# Problem details
What is the number of lines holding the word "letter"? Write that number and nothing else.

——

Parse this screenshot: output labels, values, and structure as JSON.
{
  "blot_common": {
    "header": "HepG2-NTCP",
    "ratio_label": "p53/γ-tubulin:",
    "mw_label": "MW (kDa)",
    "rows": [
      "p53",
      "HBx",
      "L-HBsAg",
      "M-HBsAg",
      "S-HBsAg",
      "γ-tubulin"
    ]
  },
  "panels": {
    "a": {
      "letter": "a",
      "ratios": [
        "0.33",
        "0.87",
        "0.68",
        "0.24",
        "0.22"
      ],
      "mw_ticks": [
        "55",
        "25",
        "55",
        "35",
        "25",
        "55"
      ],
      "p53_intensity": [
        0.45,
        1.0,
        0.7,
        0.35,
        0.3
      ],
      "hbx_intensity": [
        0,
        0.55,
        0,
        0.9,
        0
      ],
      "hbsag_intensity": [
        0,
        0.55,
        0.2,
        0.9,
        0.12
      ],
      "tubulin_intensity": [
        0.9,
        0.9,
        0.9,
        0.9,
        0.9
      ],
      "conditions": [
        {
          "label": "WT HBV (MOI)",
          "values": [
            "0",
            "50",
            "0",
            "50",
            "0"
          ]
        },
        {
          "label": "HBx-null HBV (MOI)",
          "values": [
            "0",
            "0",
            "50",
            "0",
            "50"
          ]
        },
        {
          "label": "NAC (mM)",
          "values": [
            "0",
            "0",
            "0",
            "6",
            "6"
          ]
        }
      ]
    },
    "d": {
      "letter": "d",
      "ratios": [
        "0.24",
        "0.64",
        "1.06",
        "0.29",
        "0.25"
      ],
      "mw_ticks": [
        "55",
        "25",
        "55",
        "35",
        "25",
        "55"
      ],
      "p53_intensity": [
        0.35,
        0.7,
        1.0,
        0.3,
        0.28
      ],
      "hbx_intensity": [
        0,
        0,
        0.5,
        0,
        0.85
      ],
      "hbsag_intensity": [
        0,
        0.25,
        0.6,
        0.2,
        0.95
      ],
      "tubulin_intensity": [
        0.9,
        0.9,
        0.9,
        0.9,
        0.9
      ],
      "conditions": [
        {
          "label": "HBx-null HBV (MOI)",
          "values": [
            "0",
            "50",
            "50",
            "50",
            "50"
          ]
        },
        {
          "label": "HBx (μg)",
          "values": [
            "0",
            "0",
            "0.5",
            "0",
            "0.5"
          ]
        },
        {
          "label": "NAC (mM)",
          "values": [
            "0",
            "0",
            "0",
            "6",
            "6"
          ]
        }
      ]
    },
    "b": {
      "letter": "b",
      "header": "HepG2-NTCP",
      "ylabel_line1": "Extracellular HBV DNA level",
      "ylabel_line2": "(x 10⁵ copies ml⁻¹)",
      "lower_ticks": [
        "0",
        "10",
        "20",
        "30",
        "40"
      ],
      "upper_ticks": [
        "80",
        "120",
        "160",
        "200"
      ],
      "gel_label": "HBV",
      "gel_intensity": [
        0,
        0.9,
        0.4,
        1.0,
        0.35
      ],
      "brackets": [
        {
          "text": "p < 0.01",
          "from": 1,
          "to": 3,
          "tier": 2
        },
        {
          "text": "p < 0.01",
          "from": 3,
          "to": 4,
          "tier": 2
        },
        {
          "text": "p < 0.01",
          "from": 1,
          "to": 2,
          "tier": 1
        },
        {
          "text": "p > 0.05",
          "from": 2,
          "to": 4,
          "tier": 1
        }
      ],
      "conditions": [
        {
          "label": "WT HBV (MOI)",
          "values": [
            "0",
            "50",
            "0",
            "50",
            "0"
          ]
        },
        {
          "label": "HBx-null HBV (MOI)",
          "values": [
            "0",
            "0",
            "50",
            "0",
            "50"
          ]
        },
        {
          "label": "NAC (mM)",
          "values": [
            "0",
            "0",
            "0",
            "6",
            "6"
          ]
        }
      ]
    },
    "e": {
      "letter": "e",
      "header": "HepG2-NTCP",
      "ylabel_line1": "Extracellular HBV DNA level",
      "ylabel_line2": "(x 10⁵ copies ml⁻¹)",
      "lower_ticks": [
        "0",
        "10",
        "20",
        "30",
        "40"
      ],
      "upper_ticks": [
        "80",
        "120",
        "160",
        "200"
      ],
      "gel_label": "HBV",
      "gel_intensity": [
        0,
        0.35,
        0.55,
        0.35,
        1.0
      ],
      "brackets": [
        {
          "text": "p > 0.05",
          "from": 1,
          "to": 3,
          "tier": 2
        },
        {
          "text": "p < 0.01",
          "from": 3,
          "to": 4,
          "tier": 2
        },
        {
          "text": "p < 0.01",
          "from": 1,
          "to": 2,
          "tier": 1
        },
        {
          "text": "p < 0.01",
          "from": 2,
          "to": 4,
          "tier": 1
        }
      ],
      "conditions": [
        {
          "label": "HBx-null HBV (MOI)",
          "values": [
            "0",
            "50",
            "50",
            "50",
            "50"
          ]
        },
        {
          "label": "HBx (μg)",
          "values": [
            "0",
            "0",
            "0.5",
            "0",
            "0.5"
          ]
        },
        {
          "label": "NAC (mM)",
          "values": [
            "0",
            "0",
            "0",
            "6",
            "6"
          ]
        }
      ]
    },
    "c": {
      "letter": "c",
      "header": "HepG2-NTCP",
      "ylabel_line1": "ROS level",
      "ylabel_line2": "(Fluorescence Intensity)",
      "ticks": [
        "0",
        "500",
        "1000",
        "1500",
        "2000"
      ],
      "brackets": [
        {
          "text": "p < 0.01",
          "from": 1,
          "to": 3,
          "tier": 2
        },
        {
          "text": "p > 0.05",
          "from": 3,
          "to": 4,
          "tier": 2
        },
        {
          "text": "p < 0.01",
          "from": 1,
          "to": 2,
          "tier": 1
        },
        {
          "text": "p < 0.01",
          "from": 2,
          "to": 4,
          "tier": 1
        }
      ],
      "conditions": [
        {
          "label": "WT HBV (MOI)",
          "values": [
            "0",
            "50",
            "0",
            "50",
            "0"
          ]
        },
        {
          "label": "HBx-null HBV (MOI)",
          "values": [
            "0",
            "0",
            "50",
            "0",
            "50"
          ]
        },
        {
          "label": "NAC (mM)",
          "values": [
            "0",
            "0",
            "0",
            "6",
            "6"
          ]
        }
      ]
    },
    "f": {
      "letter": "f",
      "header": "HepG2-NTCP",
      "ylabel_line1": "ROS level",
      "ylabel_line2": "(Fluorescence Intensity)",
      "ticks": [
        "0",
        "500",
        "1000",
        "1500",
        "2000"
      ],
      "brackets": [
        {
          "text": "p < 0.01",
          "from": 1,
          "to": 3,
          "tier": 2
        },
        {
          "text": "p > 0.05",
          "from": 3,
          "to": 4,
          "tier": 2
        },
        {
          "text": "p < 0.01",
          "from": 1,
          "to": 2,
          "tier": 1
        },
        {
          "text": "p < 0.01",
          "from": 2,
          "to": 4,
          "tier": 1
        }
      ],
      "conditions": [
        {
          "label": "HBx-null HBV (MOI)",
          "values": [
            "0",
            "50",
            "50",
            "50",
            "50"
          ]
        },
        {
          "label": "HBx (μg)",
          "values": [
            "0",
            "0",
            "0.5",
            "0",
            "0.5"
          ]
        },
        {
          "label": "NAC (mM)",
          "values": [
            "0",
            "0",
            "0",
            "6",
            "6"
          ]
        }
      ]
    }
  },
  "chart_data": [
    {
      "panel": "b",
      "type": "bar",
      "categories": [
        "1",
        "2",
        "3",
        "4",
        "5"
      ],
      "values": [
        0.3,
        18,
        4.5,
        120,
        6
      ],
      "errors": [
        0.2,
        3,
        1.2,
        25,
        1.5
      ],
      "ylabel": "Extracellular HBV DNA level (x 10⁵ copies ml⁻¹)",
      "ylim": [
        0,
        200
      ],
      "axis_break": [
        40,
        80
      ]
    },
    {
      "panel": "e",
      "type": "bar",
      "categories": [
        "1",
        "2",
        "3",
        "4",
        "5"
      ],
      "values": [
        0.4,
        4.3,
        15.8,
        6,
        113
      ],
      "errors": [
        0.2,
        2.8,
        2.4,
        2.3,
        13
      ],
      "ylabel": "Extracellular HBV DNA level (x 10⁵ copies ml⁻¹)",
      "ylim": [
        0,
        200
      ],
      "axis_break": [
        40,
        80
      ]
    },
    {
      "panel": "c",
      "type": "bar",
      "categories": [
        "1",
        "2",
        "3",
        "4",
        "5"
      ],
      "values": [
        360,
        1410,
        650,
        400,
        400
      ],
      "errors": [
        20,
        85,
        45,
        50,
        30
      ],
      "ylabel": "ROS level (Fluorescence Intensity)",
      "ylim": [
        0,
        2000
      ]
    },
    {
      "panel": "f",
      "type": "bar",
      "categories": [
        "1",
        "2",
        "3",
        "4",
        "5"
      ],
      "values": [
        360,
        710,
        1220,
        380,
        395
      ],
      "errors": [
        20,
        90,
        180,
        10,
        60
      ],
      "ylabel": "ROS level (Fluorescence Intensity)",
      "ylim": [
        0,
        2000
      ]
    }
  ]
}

——

# Reply
6